SET TASK: Return the listing below unchanged, minus its pictures.

WORKING DATA:
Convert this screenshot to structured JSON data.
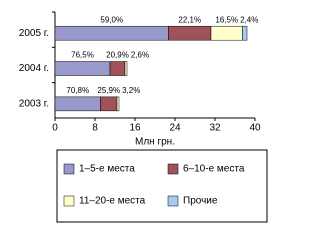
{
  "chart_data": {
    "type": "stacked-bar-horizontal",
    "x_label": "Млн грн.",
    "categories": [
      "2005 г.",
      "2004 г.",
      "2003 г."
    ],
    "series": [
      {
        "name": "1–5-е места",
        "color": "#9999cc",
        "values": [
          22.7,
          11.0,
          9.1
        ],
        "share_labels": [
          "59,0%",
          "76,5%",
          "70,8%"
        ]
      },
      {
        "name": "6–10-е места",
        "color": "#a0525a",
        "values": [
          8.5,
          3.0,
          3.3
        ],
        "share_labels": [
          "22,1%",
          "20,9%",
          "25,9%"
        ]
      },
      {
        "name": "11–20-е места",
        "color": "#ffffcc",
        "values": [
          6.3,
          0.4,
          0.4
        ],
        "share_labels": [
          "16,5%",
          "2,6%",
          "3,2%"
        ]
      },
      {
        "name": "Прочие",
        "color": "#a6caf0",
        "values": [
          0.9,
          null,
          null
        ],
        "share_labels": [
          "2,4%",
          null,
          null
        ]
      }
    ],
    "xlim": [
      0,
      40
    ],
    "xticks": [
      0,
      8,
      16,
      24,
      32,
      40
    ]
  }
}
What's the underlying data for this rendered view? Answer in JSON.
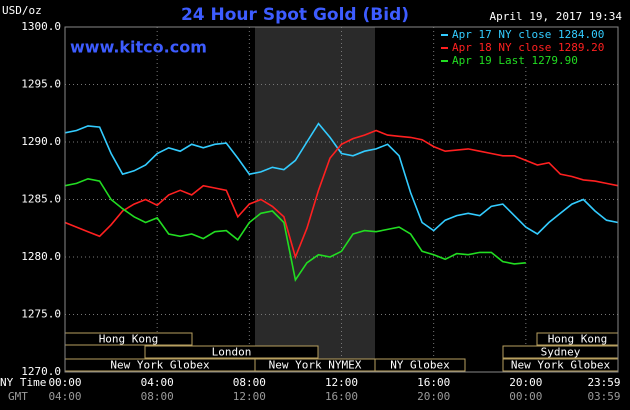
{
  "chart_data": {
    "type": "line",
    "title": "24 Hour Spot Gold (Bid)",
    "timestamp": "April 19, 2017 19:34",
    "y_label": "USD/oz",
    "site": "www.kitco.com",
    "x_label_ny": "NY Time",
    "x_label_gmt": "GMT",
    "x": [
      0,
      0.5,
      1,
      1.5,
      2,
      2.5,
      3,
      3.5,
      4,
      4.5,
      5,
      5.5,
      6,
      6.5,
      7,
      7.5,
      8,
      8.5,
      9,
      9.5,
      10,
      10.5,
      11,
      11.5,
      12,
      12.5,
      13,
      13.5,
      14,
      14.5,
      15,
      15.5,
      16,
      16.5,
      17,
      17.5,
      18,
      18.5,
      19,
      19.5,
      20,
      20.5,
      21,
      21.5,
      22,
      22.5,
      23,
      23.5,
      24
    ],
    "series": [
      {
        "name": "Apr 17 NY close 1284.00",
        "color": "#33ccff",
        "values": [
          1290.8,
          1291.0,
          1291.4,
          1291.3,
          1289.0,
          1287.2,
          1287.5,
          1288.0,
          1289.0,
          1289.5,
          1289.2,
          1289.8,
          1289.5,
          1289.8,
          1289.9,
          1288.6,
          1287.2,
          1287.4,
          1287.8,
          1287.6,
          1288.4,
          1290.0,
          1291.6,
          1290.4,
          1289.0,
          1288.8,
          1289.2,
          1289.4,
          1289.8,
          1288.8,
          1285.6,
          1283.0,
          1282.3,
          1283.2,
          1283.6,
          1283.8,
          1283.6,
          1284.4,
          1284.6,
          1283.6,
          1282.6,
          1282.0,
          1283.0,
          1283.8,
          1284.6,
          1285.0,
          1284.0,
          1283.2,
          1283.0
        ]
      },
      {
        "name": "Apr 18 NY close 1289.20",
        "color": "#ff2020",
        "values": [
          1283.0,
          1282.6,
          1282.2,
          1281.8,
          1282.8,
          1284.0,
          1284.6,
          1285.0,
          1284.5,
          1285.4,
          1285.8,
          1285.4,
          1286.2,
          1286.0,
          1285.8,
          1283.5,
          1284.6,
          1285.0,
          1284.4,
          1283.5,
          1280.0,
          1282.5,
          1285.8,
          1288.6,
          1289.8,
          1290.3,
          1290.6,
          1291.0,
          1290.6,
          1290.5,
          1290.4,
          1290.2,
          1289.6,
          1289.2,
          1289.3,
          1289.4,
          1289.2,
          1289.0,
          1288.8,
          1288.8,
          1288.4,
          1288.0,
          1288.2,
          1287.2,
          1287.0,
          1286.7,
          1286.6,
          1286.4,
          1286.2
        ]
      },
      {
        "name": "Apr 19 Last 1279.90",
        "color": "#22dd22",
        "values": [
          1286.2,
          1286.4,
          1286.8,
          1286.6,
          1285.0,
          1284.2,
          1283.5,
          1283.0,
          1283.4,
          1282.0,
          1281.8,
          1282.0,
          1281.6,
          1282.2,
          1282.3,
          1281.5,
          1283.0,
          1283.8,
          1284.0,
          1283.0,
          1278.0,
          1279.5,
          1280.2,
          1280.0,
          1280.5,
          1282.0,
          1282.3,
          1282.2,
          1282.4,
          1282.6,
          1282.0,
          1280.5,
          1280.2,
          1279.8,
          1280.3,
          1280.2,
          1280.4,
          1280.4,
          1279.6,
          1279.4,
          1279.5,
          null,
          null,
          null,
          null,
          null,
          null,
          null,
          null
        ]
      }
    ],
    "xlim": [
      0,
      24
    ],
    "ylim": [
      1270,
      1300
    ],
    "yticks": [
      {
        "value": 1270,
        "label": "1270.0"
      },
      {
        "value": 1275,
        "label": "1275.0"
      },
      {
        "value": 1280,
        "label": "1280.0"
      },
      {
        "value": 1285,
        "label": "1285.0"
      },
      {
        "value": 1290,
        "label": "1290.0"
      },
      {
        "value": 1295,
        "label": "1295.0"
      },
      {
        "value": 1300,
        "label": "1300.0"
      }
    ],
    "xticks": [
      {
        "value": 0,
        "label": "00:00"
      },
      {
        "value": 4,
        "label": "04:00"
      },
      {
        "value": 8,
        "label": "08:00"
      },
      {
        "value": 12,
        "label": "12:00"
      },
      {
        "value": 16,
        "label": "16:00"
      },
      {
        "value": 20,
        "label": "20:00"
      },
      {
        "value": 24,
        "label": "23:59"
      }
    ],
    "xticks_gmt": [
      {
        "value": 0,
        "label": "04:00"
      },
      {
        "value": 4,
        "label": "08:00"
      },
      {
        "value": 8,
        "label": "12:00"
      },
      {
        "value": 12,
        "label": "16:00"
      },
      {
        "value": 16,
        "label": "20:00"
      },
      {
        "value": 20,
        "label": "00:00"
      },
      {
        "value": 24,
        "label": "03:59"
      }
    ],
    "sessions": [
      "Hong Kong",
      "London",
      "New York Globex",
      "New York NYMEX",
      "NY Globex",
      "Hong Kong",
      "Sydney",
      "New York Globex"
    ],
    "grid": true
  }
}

FINAL RESULT:
Convert this screenshot to structured JSON data.
{
  "chart_data": {
    "type": "stacked-bar-horizontal",
    "x_label": "Млн грн.",
    "categories": [
      "2005 г.",
      "2004 г.",
      "2003 г."
    ],
    "series": [
      {
        "name": "1–5-е места",
        "color": "#9999cc",
        "values": [
          22.7,
          11.0,
          9.1
        ],
        "share_labels": [
          "59,0%",
          "76,5%",
          "70,8%"
        ]
      },
      {
        "name": "6–10-е места",
        "color": "#a0525a",
        "values": [
          8.5,
          3.0,
          3.3
        ],
        "share_labels": [
          "22,1%",
          "20,9%",
          "25,9%"
        ]
      },
      {
        "name": "11–20-е места",
        "color": "#ffffcc",
        "values": [
          6.3,
          0.4,
          0.4
        ],
        "share_labels": [
          "16,5%",
          "2,6%",
          "3,2%"
        ]
      },
      {
        "name": "Прочие",
        "color": "#a6caf0",
        "values": [
          0.9,
          null,
          null
        ],
        "share_labels": [
          "2,4%",
          null,
          null
        ]
      }
    ],
    "xlim": [
      0,
      40
    ],
    "xticks": [
      0,
      8,
      16,
      24,
      32,
      40
    ]
  }
}
What's the underlying data for this rendered view? Answer in JSON.
{
  "chart_data": {
    "type": "line",
    "title": "24 Hour Spot Gold (Bid)",
    "timestamp": "April 19, 2017 19:34",
    "y_label": "USD/oz",
    "site": "www.kitco.com",
    "x_label_ny": "NY Time",
    "x_label_gmt": "GMT",
    "x": [
      0,
      0.5,
      1,
      1.5,
      2,
      2.5,
      3,
      3.5,
      4,
      4.5,
      5,
      5.5,
      6,
      6.5,
      7,
      7.5,
      8,
      8.5,
      9,
      9.5,
      10,
      10.5,
      11,
      11.5,
      12,
      12.5,
      13,
      13.5,
      14,
      14.5,
      15,
      15.5,
      16,
      16.5,
      17,
      17.5,
      18,
      18.5,
      19,
      19.5,
      20,
      20.5,
      21,
      21.5,
      22,
      22.5,
      23,
      23.5,
      24
    ],
    "series": [
      {
        "name": "Apr 17 NY close 1284.00",
        "color": "#33ccff",
        "values": [
          1290.8,
          1291.0,
          1291.4,
          1291.3,
          1289.0,
          1287.2,
          1287.5,
          1288.0,
          1289.0,
          1289.5,
          1289.2,
          1289.8,
          1289.5,
          1289.8,
          1289.9,
          1288.6,
          1287.2,
          1287.4,
          1287.8,
          1287.6,
          1288.4,
          1290.0,
          1291.6,
          1290.4,
          1289.0,
          1288.8,
          1289.2,
          1289.4,
          1289.8,
          1288.8,
          1285.6,
          1283.0,
          1282.3,
          1283.2,
          1283.6,
          1283.8,
          1283.6,
          1284.4,
          1284.6,
          1283.6,
          1282.6,
          1282.0,
          1283.0,
          1283.8,
          1284.6,
          1285.0,
          1284.0,
          1283.2,
          1283.0
        ]
      },
      {
        "name": "Apr 18 NY close 1289.20",
        "color": "#ff2020",
        "values": [
          1283.0,
          1282.6,
          1282.2,
          1281.8,
          1282.8,
          1284.0,
          1284.6,
          1285.0,
          1284.5,
          1285.4,
          1285.8,
          1285.4,
          1286.2,
          1286.0,
          1285.8,
          1283.5,
          1284.6,
          1285.0,
          1284.4,
          1283.5,
          1280.0,
          1282.5,
          1285.8,
          1288.6,
          1289.8,
          1290.3,
          1290.6,
          1291.0,
          1290.6,
          1290.5,
          1290.4,
          1290.2,
          1289.6,
          1289.2,
          1289.3,
          1289.4,
          1289.2,
          1289.0,
          1288.8,
          1288.8,
          1288.4,
          1288.0,
          1288.2,
          1287.2,
          1287.0,
          1286.7,
          1286.6,
          1286.4,
          1286.2
        ]
      },
      {
        "name": "Apr 19 Last 1279.90",
        "color": "#22dd22",
        "values": [
          1286.2,
          1286.4,
          1286.8,
          1286.6,
          1285.0,
          1284.2,
          1283.5,
          1283.0,
          1283.4,
          1282.0,
          1281.8,
          1282.0,
          1281.6,
          1282.2,
          1282.3,
          1281.5,
          1283.0,
          1283.8,
          1284.0,
          1283.0,
          1278.0,
          1279.5,
          1280.2,
          1280.0,
          1280.5,
          1282.0,
          1282.3,
          1282.2,
          1282.4,
          1282.6,
          1282.0,
          1280.5,
          1280.2,
          1279.8,
          1280.3,
          1280.2,
          1280.4,
          1280.4,
          1279.6,
          1279.4,
          1279.5,
          null,
          null,
          null,
          null,
          null,
          null,
          null,
          null
        ]
      }
    ],
    "xlim": [
      0,
      24
    ],
    "ylim": [
      1270,
      1300
    ],
    "yticks": [
      {
        "value": 1270,
        "label": "1270.0"
      },
      {
        "value": 1275,
        "label": "1275.0"
      },
      {
        "value": 1280,
        "label": "1280.0"
      },
      {
        "value": 1285,
        "label": "1285.0"
      },
      {
        "value": 1290,
        "label": "1290.0"
      },
      {
        "value": 1295,
        "label": "1295.0"
      },
      {
        "value": 1300,
        "label": "1300.0"
      }
    ],
    "xticks": [
      {
        "value": 0,
        "label": "00:00"
      },
      {
        "value": 4,
        "label": "04:00"
      },
      {
        "value": 8,
        "label": "08:00"
      },
      {
        "value": 12,
        "label": "12:00"
      },
      {
        "value": 16,
        "label": "16:00"
      },
      {
        "value": 20,
        "label": "20:00"
      },
      {
        "value": 24,
        "label": "23:59"
      }
    ],
    "xticks_gmt": [
      {
        "value": 0,
        "label": "04:00"
      },
      {
        "value": 4,
        "label": "08:00"
      },
      {
        "value": 8,
        "label": "12:00"
      },
      {
        "value": 12,
        "label": "16:00"
      },
      {
        "value": 16,
        "label": "20:00"
      },
      {
        "value": 20,
        "label": "00:00"
      },
      {
        "value": 24,
        "label": "03:59"
      }
    ],
    "sessions": [
      "Hong Kong",
      "London",
      "New York Globex",
      "New York NYMEX",
      "NY Globex",
      "Hong Kong",
      "Sydney",
      "New York Globex"
    ],
    "grid": true
  }
}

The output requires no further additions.